**Challenge**. Make an exact copy of the entries, and keep any pictures out of it.
------------------------------------------------------------
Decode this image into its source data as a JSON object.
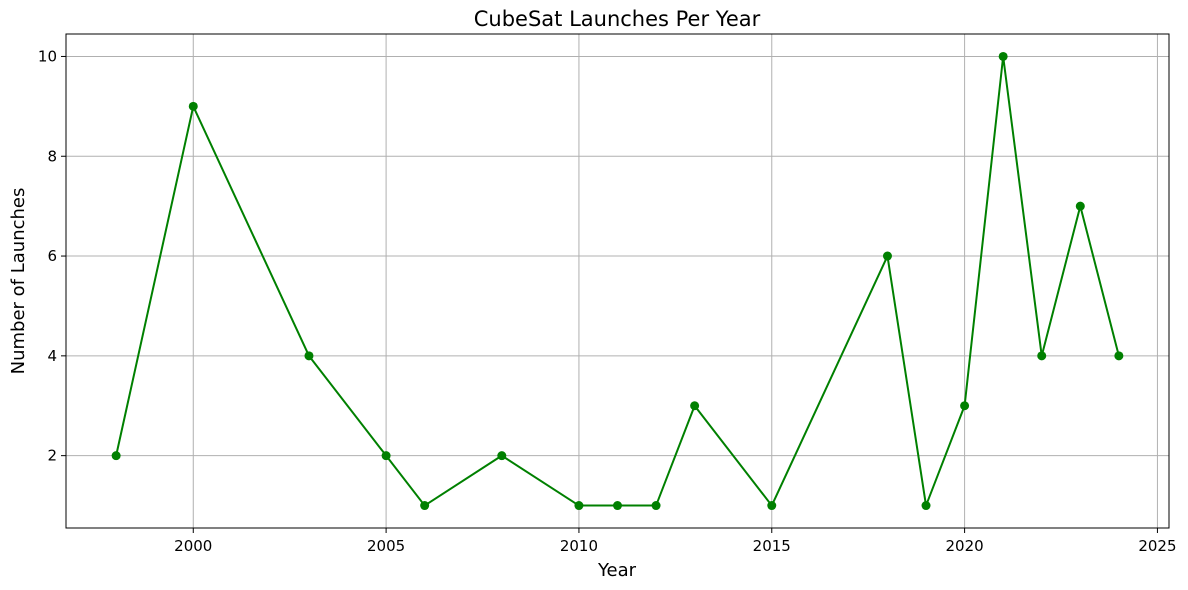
{
  "chart_data": {
    "type": "line",
    "title": "CubeSat Launches Per Year",
    "xlabel": "Year",
    "ylabel": "Number of Launches",
    "x": [
      1998,
      2000,
      2003,
      2005,
      2006,
      2008,
      2010,
      2011,
      2012,
      2013,
      2015,
      2018,
      2019,
      2020,
      2021,
      2022,
      2023,
      2024
    ],
    "series": [
      {
        "values": [
          2,
          9,
          4,
          2,
          1,
          2,
          1,
          1,
          1,
          3,
          1,
          6,
          1,
          3,
          10,
          4,
          7,
          4
        ],
        "color": "#008000",
        "marker": "circle"
      }
    ],
    "xlim": [
      1996.7,
      2025.3
    ],
    "ylim": [
      0.55,
      10.45
    ],
    "xticks": [
      2000,
      2005,
      2010,
      2015,
      2020,
      2025
    ],
    "yticks": [
      2,
      4,
      6,
      8,
      10
    ],
    "grid": true,
    "legend": "none"
  }
}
------------------------------------------------------------
**Answer for the task**.
Decode this image into its source data as a JSON object.
{
  "chart_data": {
    "type": "line",
    "title": "CubeSat Launches Per Year",
    "xlabel": "Year",
    "ylabel": "Number of Launches",
    "x": [
      1998,
      2000,
      2003,
      2005,
      2006,
      2008,
      2010,
      2011,
      2012,
      2013,
      2015,
      2018,
      2019,
      2020,
      2021,
      2022,
      2023,
      2024
    ],
    "series": [
      {
        "values": [
          2,
          9,
          4,
          2,
          1,
          2,
          1,
          1,
          1,
          3,
          1,
          6,
          1,
          3,
          10,
          4,
          7,
          4
        ],
        "color": "#008000",
        "marker": "circle"
      }
    ],
    "xlim": [
      1996.7,
      2025.3
    ],
    "ylim": [
      0.55,
      10.45
    ],
    "xticks": [
      2000,
      2005,
      2010,
      2015,
      2020,
      2025
    ],
    "yticks": [
      2,
      4,
      6,
      8,
      10
    ],
    "grid": true,
    "legend": "none"
  }
}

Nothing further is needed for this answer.